* [PROMPT]:
Which lines contain the string "that"? Please list every one of them.

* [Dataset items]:
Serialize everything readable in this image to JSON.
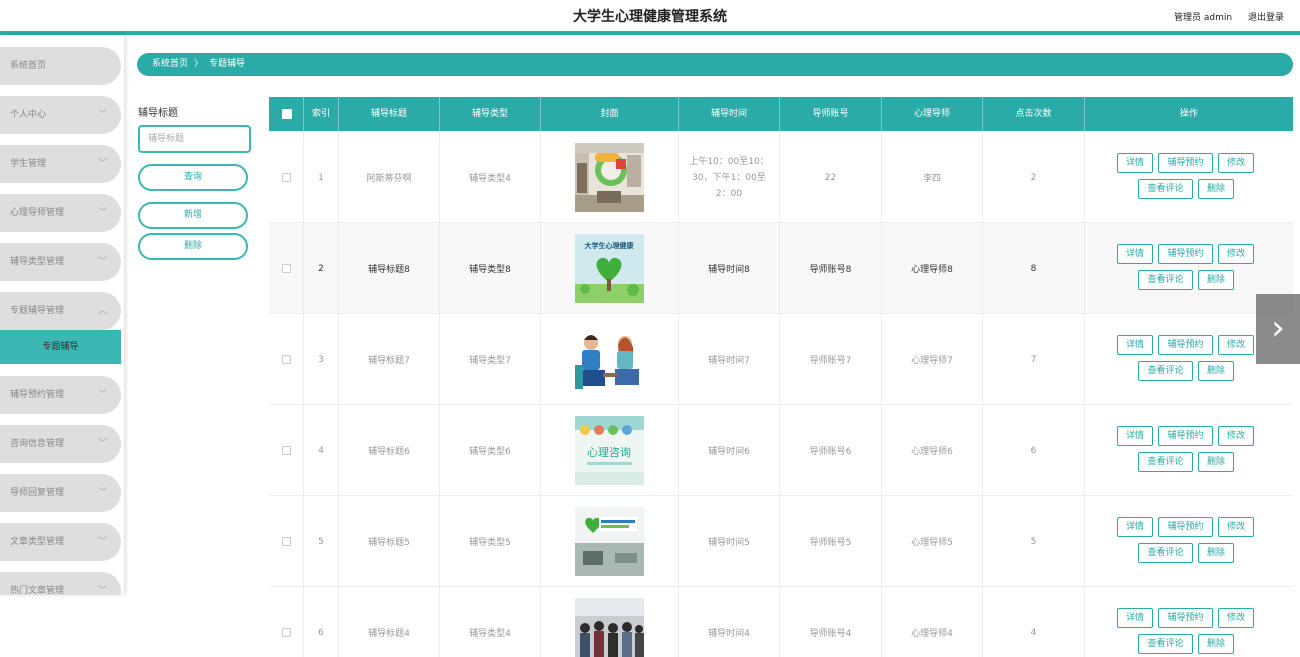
{
  "header": {
    "title": "大学生心理健康管理系统",
    "admin": "管理员 admin",
    "logout": "退出登录"
  },
  "sidebar": {
    "items": [
      {
        "label": "系统首页",
        "chev": ""
      },
      {
        "label": "个人中心",
        "chev": "﹀"
      },
      {
        "label": "学生管理",
        "chev": "﹀"
      },
      {
        "label": "心理导师管理",
        "chev": "﹀"
      },
      {
        "label": "辅导类型管理",
        "chev": "﹀"
      },
      {
        "label": "专题辅导管理",
        "chev": "︿"
      },
      {
        "label": "辅导预约管理",
        "chev": "﹀"
      },
      {
        "label": "咨询信息管理",
        "chev": "﹀"
      },
      {
        "label": "导师回复管理",
        "chev": "﹀"
      },
      {
        "label": "文章类型管理",
        "chev": "﹀"
      },
      {
        "label": "热门文章管理",
        "chev": "﹀"
      }
    ],
    "sub_item": "专题辅导"
  },
  "breadcrumb": {
    "home": "系统首页",
    "sep": "〉",
    "current": "专题辅导"
  },
  "filter": {
    "label": "辅导标题",
    "placeholder": "辅导标题",
    "search": "查询",
    "add": "新增",
    "delete": "删除"
  },
  "table": {
    "headers": [
      "索引",
      "辅导标题",
      "辅导类型",
      "封面",
      "辅导时间",
      "导师账号",
      "心理导师",
      "点击次数",
      "操作"
    ],
    "actions": {
      "detail": "详情",
      "appoint": "辅导预约",
      "edit": "修改",
      "comments": "查看评论",
      "delete": "删除"
    },
    "rows": [
      {
        "index": "1",
        "title": "阿斯蒂芬啊",
        "type": "辅导类型4",
        "cover": "cover-classroom-photo",
        "time": "上午10：00至10：30，下午1：00至2：00",
        "account": "22",
        "mentor": "李四",
        "clicks": "2"
      },
      {
        "index": "2",
        "title": "辅导标题8",
        "type": "辅导类型8",
        "cover": "cover-poster-heart-tree",
        "time": "辅导时间8",
        "account": "导师账号8",
        "mentor": "心理导师8",
        "clicks": "8"
      },
      {
        "index": "3",
        "title": "辅导标题7",
        "type": "辅导类型7",
        "cover": "cover-counseling-illustration",
        "time": "辅导时间7",
        "account": "导师账号7",
        "mentor": "心理导师7",
        "clicks": "7"
      },
      {
        "index": "4",
        "title": "辅导标题6",
        "type": "辅导类型6",
        "cover": "cover-consult-poster",
        "time": "辅导时间6",
        "account": "导师账号6",
        "mentor": "心理导师6",
        "clicks": "6"
      },
      {
        "index": "5",
        "title": "辅导标题5",
        "type": "辅导类型5",
        "cover": "cover-room-photo",
        "time": "辅导时间5",
        "account": "导师账号5",
        "mentor": "心理导师5",
        "clicks": "5"
      },
      {
        "index": "6",
        "title": "辅导标题4",
        "type": "辅导类型4",
        "cover": "cover-group-photo",
        "time": "辅导时间4",
        "account": "导师账号4",
        "mentor": "心理导师4",
        "clicks": "4"
      }
    ]
  },
  "colors": {
    "accent": "#2aaba7",
    "sidebar_item": "#dedede",
    "sidebar_active": "#3ab7b3"
  },
  "icons": {
    "next": "chevron-right-icon",
    "expand": "chevron-down-icon",
    "collapse": "chevron-up-icon"
  },
  "arrow": "›"
}
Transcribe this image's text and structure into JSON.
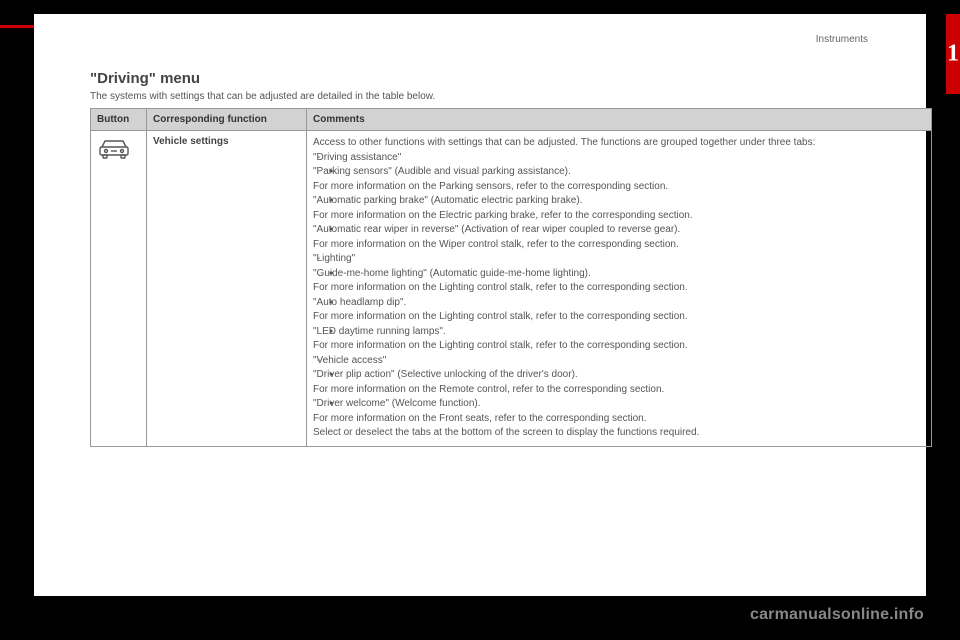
{
  "header": {
    "section_label": "Instruments",
    "chapter_number": "1"
  },
  "page": {
    "title": "\"Driving\" menu",
    "intro": "The systems with settings that can be adjusted are detailed in the table below."
  },
  "table": {
    "headers": {
      "button": "Button",
      "function": "Corresponding function",
      "comments": "Comments"
    },
    "row": {
      "function": "Vehicle settings",
      "lead": "Access to other functions with settings that can be adjusted. The functions are grouped together under three tabs:",
      "dash1": "\"Driving assistance\"",
      "b1a": "\"Parking sensors\" (Audible and visual parking assistance).",
      "b1a_sub": "For more information on the Parking sensors, refer to the corresponding section.",
      "b1b": "\"Automatic parking brake\" (Automatic electric parking brake).",
      "b1b_sub": "For more information on the Electric parking brake, refer to the corresponding section.",
      "b1c": "\"Automatic rear wiper in reverse\" (Activation of rear wiper coupled to reverse gear).",
      "b1c_sub": "For more information on the Wiper control stalk, refer to the corresponding section.",
      "dash2": "\"Lighting\"",
      "b2a": "\"Guide-me-home lighting\" (Automatic guide-me-home lighting).",
      "b2a_sub": "For more information on the Lighting control stalk, refer to the corresponding section.",
      "b2b": "\"Auto headlamp dip\".",
      "b2b_sub": "For more information on the Lighting control stalk, refer to the corresponding section.",
      "b2c": "\"LED daytime running lamps\".",
      "b2c_sub": "For more information on the Lighting control stalk, refer to the corresponding section.",
      "dash3": "\"Vehicle access\"",
      "b3a": "\"Driver plip action\" (Selective unlocking of the driver's door).",
      "b3a_sub": "For more information on the Remote control, refer to the corresponding section.",
      "b3b": "\"Driver welcome\" (Welcome function).",
      "b3b_sub": "For more information on the Front seats, refer to the corresponding section.",
      "trail": "Select or deselect the tabs at the bottom of the screen to display the functions required."
    }
  },
  "footer": {
    "watermark": "carmanualsonline.info"
  }
}
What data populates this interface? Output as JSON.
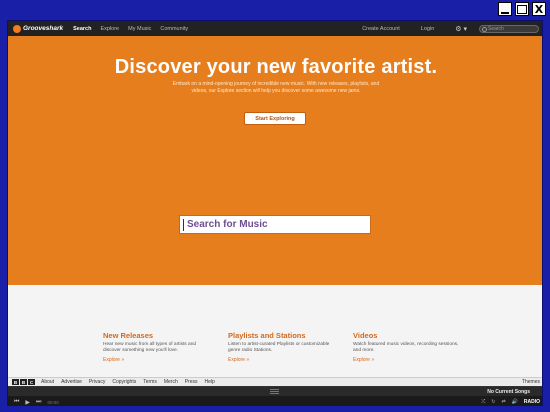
{
  "window": {
    "minimize_icon": "minimize-icon",
    "maximize_icon": "maximize-icon",
    "close_label": "X"
  },
  "nav": {
    "logo_text": "Grooveshark",
    "links": [
      "Search",
      "Explore",
      "My Music",
      "Community"
    ],
    "active_link": "Search",
    "create_account": "Create Account",
    "login": "Login",
    "settings_icon": "gear-icon",
    "search_placeholder": "Search"
  },
  "hero": {
    "title": "Discover your new favorite artist.",
    "subtitle": "Embark on a mind-opening journey of incredible new music. With new releases, playlists, and videos, our Explore section will help you discover some awesome new jams.",
    "button_label": "Start Exploring",
    "search_placeholder": "Search for Music",
    "background_color": "#e67e1e"
  },
  "features": [
    {
      "title": "New Releases",
      "text": "Hear new music from all types of artists and discover something new you'll love.",
      "link": "Explore »"
    },
    {
      "title": "Playlists and Stations",
      "text": "Listen to artist-curated Playlists or customizable genre radio Stations.",
      "link": "Explore »"
    },
    {
      "title": "Videos",
      "text": "Watch featured music videos, recording sessions, and more.",
      "link": "Explore »"
    }
  ],
  "footer": {
    "brand_letters": [
      "B",
      "B",
      "C"
    ],
    "links": [
      "About",
      "Advertise",
      "Privacy",
      "Copyrights",
      "Terms",
      "Merch",
      "Press",
      "Help"
    ],
    "themes": "Themes"
  },
  "player": {
    "status": "No Current Songs",
    "radio_label": "RADIO",
    "time": "00:00",
    "controls": [
      "prev-icon",
      "play-icon",
      "next-icon"
    ]
  },
  "colors": {
    "accent": "#e67e1e",
    "accent_text": "#d3691b",
    "nav_bg": "#222222",
    "window_border": "#1a1fa8"
  }
}
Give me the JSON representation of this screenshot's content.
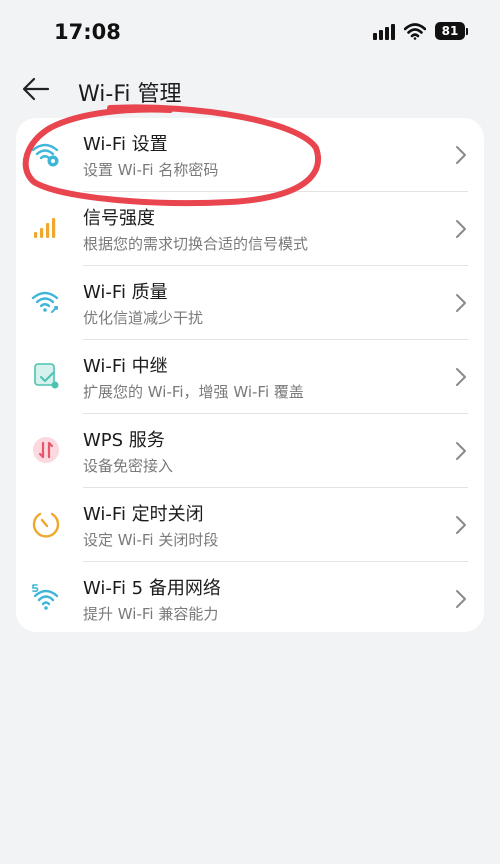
{
  "status_bar": {
    "time": "17:08",
    "battery": "81",
    "icons": [
      "signal-icon",
      "wifi-icon",
      "battery-icon"
    ]
  },
  "header": {
    "title": "Wi-Fi 管理",
    "back_icon": "arrow-left-icon"
  },
  "menu": {
    "items": [
      {
        "title": "Wi-Fi 设置",
        "subtitle": "设置 Wi-Fi 名称密码",
        "icon": "wifi-gear-icon",
        "color": "#3fb6d9"
      },
      {
        "title": "信号强度",
        "subtitle": "根据您的需求切换合适的信号模式",
        "icon": "signal-bars-icon",
        "color": "#f0a72b"
      },
      {
        "title": "Wi-Fi 质量",
        "subtitle": "优化信道减少干扰",
        "icon": "wifi-quality-icon",
        "color": "#3fb6d9"
      },
      {
        "title": "Wi-Fi 中继",
        "subtitle": "扩展您的 Wi-Fi，增强 Wi-Fi 覆盖",
        "icon": "relay-icon",
        "color": "#4cc3b0"
      },
      {
        "title": "WPS 服务",
        "subtitle": "设备免密接入",
        "icon": "wps-icon",
        "color": "#e8566b"
      },
      {
        "title": "Wi-Fi 定时关闭",
        "subtitle": "设定 Wi-Fi 关闭时段",
        "icon": "timer-icon",
        "color": "#f0a72b"
      },
      {
        "title": "Wi-Fi 5 备用网络",
        "subtitle": "提升 Wi-Fi 兼容能力",
        "icon": "wifi5-icon",
        "color": "#3fb6d9"
      }
    ]
  },
  "annotation_color": "#e8454f"
}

* [SOLUTION BELOW]:
    "intro": "The systems with settings that can be adjusted are detailed in the table below."
      "lead": "Access to other functions with settings that can be adjusted. The functions are grouped together under three tabs:",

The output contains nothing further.